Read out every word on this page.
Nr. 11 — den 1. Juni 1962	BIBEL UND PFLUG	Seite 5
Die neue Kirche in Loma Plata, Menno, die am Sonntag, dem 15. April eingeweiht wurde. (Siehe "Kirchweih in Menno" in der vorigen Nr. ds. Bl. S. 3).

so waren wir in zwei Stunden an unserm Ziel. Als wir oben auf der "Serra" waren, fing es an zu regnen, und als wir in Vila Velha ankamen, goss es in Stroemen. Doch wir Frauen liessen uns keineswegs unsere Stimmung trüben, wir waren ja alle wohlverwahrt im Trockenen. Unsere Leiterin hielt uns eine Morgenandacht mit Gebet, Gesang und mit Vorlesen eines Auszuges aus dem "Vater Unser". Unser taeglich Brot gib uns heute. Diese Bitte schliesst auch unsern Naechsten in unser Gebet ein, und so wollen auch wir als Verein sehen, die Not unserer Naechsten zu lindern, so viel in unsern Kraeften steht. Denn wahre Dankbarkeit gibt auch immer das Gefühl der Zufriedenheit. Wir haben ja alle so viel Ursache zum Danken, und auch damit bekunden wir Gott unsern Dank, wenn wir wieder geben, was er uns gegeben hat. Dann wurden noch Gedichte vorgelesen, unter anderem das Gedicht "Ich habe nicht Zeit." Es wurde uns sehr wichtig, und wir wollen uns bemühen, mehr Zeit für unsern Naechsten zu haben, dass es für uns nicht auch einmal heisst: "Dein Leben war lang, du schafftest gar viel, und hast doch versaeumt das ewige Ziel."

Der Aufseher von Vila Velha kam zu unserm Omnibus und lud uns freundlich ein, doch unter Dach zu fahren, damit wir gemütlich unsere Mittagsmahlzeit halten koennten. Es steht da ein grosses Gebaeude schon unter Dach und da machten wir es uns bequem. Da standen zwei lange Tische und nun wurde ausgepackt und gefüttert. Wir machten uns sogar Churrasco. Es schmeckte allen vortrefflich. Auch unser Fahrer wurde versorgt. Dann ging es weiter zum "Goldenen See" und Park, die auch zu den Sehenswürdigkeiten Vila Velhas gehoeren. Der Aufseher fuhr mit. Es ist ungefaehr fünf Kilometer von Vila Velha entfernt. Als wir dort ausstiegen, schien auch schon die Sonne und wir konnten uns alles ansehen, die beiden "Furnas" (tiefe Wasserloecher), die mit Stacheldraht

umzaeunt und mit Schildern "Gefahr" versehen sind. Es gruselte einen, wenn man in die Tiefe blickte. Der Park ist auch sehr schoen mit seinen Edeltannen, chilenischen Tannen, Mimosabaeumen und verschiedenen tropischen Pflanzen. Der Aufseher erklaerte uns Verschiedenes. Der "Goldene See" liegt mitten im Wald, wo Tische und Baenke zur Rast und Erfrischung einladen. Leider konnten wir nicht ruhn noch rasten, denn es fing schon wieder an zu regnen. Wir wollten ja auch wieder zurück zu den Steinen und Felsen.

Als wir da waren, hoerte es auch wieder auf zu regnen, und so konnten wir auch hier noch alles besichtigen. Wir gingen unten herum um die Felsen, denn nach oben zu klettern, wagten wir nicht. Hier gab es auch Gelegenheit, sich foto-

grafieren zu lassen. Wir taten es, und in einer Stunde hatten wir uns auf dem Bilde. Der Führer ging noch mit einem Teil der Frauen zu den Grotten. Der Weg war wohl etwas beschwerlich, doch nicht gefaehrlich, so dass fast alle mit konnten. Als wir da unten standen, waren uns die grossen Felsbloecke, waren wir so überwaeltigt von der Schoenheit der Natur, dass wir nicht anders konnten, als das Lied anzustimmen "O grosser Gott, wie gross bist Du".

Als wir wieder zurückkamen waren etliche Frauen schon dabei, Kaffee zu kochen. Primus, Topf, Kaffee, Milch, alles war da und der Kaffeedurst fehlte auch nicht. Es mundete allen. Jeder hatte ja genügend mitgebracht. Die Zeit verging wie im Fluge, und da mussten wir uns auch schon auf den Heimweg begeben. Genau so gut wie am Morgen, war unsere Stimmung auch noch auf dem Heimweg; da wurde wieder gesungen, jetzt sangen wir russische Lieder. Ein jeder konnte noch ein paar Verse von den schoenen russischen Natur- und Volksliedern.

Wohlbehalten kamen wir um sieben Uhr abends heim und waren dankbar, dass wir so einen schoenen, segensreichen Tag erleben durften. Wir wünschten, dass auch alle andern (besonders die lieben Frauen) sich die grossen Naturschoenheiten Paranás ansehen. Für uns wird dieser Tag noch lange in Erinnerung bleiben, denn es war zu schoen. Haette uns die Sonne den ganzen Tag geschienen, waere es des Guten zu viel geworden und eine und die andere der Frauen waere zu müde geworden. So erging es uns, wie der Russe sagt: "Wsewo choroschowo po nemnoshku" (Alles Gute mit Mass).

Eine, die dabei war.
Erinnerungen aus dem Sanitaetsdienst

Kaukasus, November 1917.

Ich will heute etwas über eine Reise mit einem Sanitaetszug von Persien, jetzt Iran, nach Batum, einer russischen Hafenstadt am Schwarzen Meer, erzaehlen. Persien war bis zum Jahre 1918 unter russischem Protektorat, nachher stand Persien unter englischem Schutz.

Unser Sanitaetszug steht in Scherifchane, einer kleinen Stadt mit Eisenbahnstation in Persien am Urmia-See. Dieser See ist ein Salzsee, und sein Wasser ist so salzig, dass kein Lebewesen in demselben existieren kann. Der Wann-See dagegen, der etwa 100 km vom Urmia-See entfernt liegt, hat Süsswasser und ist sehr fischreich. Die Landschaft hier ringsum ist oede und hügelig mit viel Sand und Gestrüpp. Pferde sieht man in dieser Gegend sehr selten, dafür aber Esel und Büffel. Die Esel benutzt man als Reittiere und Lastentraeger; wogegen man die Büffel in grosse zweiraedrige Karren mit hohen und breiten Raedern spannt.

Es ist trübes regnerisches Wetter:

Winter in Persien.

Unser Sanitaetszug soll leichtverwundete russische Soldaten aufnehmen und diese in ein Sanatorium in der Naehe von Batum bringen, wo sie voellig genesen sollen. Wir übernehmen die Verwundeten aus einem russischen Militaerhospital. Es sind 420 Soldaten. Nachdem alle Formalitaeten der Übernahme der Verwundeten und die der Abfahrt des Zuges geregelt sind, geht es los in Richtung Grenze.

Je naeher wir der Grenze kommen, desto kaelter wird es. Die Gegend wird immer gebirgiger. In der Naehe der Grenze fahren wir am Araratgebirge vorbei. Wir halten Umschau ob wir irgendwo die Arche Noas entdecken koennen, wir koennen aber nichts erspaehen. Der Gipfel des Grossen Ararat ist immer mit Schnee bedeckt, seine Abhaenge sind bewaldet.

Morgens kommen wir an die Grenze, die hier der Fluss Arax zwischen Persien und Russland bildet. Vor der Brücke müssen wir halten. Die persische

* * *

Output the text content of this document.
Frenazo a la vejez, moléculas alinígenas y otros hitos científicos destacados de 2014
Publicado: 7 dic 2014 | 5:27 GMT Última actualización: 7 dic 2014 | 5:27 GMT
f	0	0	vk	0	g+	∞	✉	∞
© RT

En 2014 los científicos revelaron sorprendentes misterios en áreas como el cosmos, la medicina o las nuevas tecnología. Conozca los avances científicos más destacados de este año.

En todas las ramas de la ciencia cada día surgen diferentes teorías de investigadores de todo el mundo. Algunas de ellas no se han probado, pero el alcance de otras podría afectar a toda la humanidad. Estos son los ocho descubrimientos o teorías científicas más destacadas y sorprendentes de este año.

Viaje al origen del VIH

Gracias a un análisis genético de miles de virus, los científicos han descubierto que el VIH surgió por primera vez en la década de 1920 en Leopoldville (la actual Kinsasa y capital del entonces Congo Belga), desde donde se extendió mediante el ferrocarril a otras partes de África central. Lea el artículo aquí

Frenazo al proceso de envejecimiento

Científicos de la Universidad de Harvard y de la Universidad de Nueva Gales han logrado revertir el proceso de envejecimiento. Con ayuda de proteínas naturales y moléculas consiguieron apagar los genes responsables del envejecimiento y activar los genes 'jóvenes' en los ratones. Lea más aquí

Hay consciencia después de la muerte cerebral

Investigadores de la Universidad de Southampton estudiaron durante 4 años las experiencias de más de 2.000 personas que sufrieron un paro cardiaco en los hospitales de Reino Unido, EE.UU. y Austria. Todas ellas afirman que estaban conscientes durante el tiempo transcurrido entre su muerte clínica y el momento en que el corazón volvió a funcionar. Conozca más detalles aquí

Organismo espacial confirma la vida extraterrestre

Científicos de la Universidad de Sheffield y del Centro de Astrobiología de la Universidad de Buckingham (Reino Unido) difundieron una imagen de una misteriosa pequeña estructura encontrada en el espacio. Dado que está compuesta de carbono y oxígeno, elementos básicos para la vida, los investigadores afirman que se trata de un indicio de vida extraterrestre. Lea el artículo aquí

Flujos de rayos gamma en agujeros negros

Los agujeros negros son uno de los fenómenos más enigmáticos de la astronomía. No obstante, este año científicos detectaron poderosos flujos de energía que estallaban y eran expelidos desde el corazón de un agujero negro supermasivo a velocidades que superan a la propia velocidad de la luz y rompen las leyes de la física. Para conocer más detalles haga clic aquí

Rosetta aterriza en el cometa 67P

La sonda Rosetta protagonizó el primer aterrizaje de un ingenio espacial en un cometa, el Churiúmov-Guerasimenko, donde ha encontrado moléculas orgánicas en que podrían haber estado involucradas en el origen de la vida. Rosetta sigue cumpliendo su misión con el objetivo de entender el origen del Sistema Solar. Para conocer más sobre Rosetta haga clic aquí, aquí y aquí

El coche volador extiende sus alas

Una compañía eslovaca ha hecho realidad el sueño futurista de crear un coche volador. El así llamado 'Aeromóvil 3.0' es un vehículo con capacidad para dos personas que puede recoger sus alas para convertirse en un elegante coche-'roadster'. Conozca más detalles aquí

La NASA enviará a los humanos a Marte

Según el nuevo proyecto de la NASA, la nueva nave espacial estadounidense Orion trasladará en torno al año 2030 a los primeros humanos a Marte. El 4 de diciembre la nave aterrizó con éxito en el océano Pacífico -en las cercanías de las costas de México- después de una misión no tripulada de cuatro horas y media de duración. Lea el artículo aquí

...

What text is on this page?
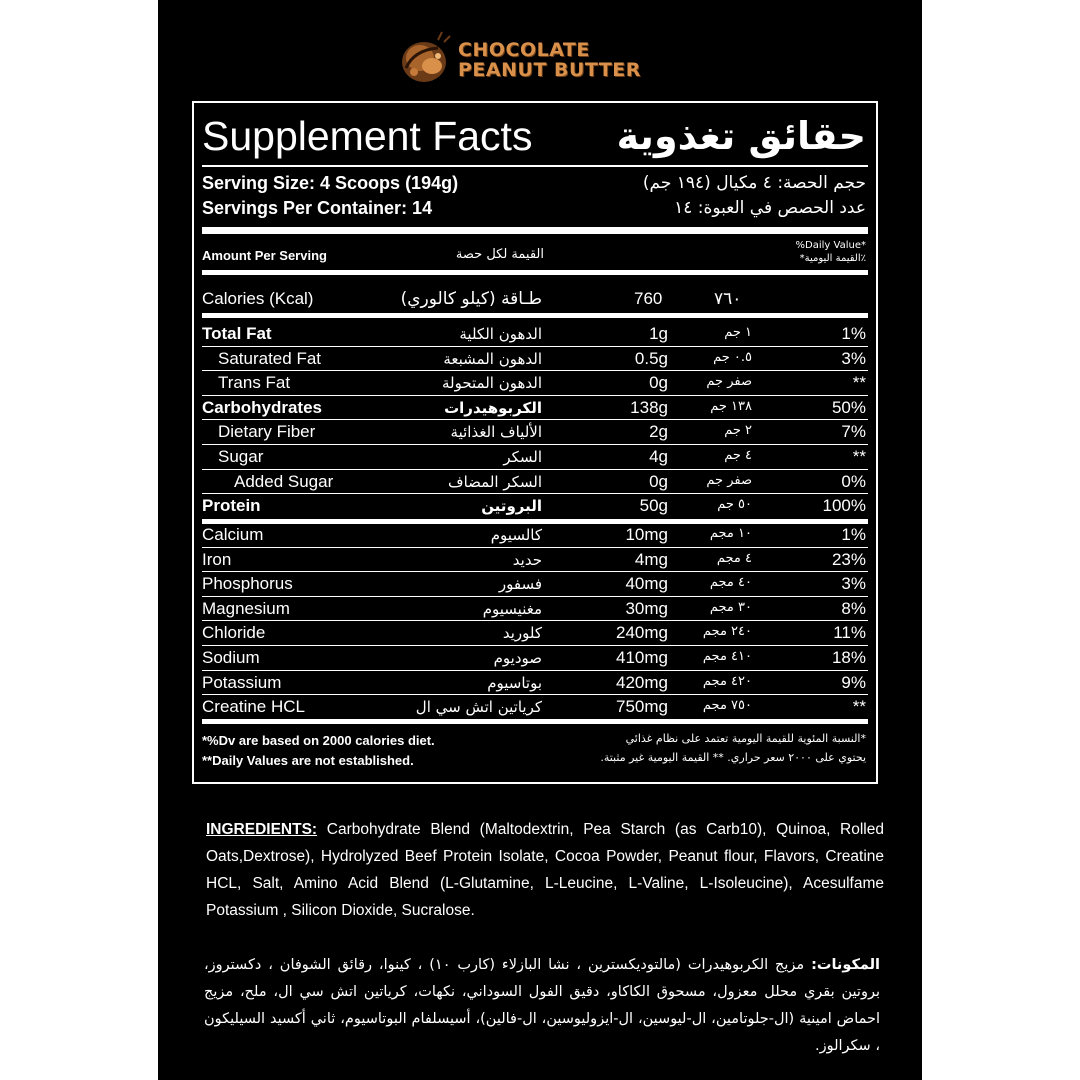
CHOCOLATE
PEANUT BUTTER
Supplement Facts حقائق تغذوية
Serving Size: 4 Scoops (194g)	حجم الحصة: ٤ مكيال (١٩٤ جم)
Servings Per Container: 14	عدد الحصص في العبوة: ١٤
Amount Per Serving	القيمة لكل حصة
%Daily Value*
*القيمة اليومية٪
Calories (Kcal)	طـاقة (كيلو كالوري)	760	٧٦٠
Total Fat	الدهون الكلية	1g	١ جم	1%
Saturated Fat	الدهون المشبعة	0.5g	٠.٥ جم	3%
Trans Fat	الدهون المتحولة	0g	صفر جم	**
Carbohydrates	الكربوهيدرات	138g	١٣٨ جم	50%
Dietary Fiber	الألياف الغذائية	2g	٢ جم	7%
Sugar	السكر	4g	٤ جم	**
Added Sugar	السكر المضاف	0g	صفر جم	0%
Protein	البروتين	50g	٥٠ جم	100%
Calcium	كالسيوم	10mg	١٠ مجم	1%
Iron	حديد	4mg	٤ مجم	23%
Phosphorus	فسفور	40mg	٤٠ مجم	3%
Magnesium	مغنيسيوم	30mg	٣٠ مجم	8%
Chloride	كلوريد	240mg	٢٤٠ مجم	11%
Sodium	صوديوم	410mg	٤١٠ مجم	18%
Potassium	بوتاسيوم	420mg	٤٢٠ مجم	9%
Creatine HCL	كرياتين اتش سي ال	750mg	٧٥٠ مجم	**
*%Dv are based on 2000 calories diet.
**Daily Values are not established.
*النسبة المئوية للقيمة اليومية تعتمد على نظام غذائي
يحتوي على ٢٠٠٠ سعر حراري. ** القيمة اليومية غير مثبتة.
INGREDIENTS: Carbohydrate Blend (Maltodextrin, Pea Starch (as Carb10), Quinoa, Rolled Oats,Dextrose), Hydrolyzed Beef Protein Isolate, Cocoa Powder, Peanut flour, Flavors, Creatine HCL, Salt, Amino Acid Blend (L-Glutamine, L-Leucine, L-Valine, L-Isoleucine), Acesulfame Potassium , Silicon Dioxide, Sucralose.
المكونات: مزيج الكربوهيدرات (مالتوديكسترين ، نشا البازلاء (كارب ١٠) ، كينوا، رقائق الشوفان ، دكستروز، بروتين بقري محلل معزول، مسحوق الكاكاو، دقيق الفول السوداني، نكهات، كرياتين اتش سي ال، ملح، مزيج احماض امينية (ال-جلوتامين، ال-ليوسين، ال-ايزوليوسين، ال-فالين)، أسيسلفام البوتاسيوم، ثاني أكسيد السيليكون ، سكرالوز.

AIM OF THE EXERCISE =>
Your task is to return each line of the data above that contains the string "كرياتين".

ANSWER =>
Creatine HCL	كرياتين اتش سي ال	750mg	٧٥٠ مجم	**
المكونات: مزيج الكربوهيدرات (مالتوديكسترين ، نشا البازلاء (كارب ١٠) ، كينوا، رقائق الشوفان ، دكستروز، بروتين بقري محلل معزول، مسحوق الكاكاو، دقيق الفول السوداني، نكهات، كرياتين اتش سي ال، ملح، مزيج احماض امينية (ال-جلوتامين، ال-ليوسين، ال-ايزوليوسين، ال-فالين)، أسيسلفام البوتاسيوم، ثاني أكسيد السيليكون ، سكرالوز.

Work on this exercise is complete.